**Your objective**: Check each line of the data below for the word "csavarokhoz", then extract the ones that have it.

───── Dataset extract

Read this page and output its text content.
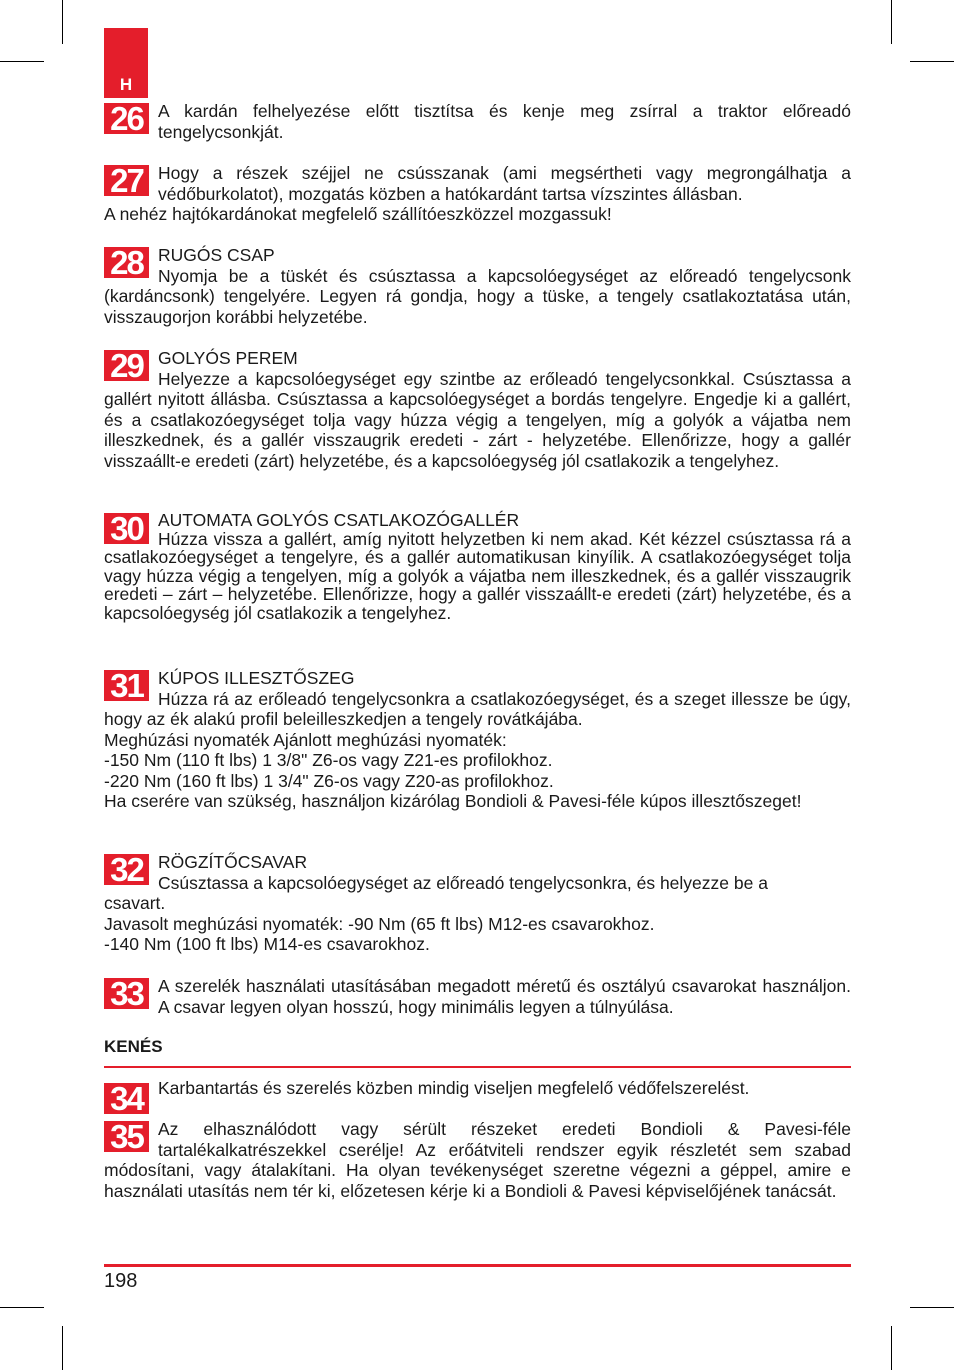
H
26 A kardán felhelyezése előtt tisztítsa és kenje meg zsírral a traktor előreadó tengelycsonkját.
27 Hogy a részek széjjel ne csússzanak (ami megsértheti vagy megrongálhatja a védőburkolatot), mozgatás közben a hatókardánt tartsa vízszintes állásban.
A nehéz hajtókardánokat megfelelő szállítóeszközzel mozgassuk!
28 RUGÓS CSAP
Nyomja be a tüskét és csúsztassa a kapcsolóegységet az előreadó tengelycsonk (kardáncsonk) tengelyére. Legyen rá gondja, hogy a tüske, a tengely csatlakoztatása után, visszaugorjon korábbi helyzetébe.
29 GOLYÓS PEREM
Helyezze a kapcsolóegységet egy szintbe az erőleadó tengelycsonkkal. Csúsztassa a gallért nyitott állásba. Csúsztassa a kapcsolóegységet a bordás tengelyre. Engedje ki a gallért, és a csatlakozóegységet tolja vagy húzza végig a tengelyen, míg a golyók a vájatba nem illeszkednek, és a gallér visszaugrik eredeti - zárt - helyzetébe. Ellenőrizze, hogy a gallér visszaállt-e eredeti (zárt) helyzetébe, és a kapcsolóegység jól csatlakozik a tengelyhez.
30 AUTOMATA GOLYÓS CSATLAKOZÓGALLÉR
Húzza vissza a gallért, amíg nyitott helyzetben ki nem akad. Két kézzel csúsztassa rá a csatlakozóegységet a tengelyre, és a gallér automatikusan kinyílik. A csatlakozóegységet tolja vagy húzza végig a tengelyen, míg a golyók a vájatba nem illeszkednek, és a gallér visszaugrik eredeti – zárt – helyzetébe. Ellenőrizze, hogy a gallér visszaállt-e eredeti (zárt) helyzetébe, és a kapcsolóegység jól csatlakozik a tengelyhez.
31 KÚPOS ILLESZTŐSZEG
Húzza rá az erőleadó tengelycsonkra a csatlakozóegységet, és a szeget illessze be úgy, hogy az ék alakú profil beleilleszkedjen a tengely rovátkájába.
Meghúzási nyomaték Ajánlott meghúzási nyomaték:
-150 Nm (110 ft lbs) 1 3/8" Z6-os vagy Z21-es profilokhoz.
-220 Nm (160 ft lbs) 1 3/4" Z6-os vagy Z20-as profilokhoz.
Ha cserére van szükség, használjon kizárólag Bondioli & Pavesi-féle kúpos illesztőszeget!
32 RÖGZÍTŐCSAVAR
Csúsztassa a kapcsolóegységet az előreadó tengelycsonkra, és helyezze be a csavart.
Javasolt meghúzási nyomaték: -90 Nm (65 ft lbs) M12-es csavarokhoz.
-140 Nm (100 ft lbs) M14-es csavarokhoz.
33 A szerelék használati utasításában megadott méretű és osztályú csavarokat használjon. A csavar legyen olyan hosszú, hogy minimális legyen a túlnyúlása.
KENÉS
34 Karbantartás és szerelés közben mindig viseljen megfelelő védőfelszerelést.
35 Az elhasználódott vagy sérült részeket eredeti Bondioli & Pavesi-féle tartalékalkatrészekkel cserélje! Az erőátviteli rendszer egyik részletét sem szabad módosítani, vagy átalakítani. Ha olyan tevékenységet szeretne végezni a géppel, amire e használati utasítás nem tér ki, előzetesen kérje ki a Bondioli & Pavesi képviselőjének tanácsát.
198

──────────

**Solution to this exercise**:
Javasolt meghúzási nyomaték: -90 Nm (65 ft lbs) M12-es csavarokhoz.
-140 Nm (100 ft lbs) M14-es csavarokhoz.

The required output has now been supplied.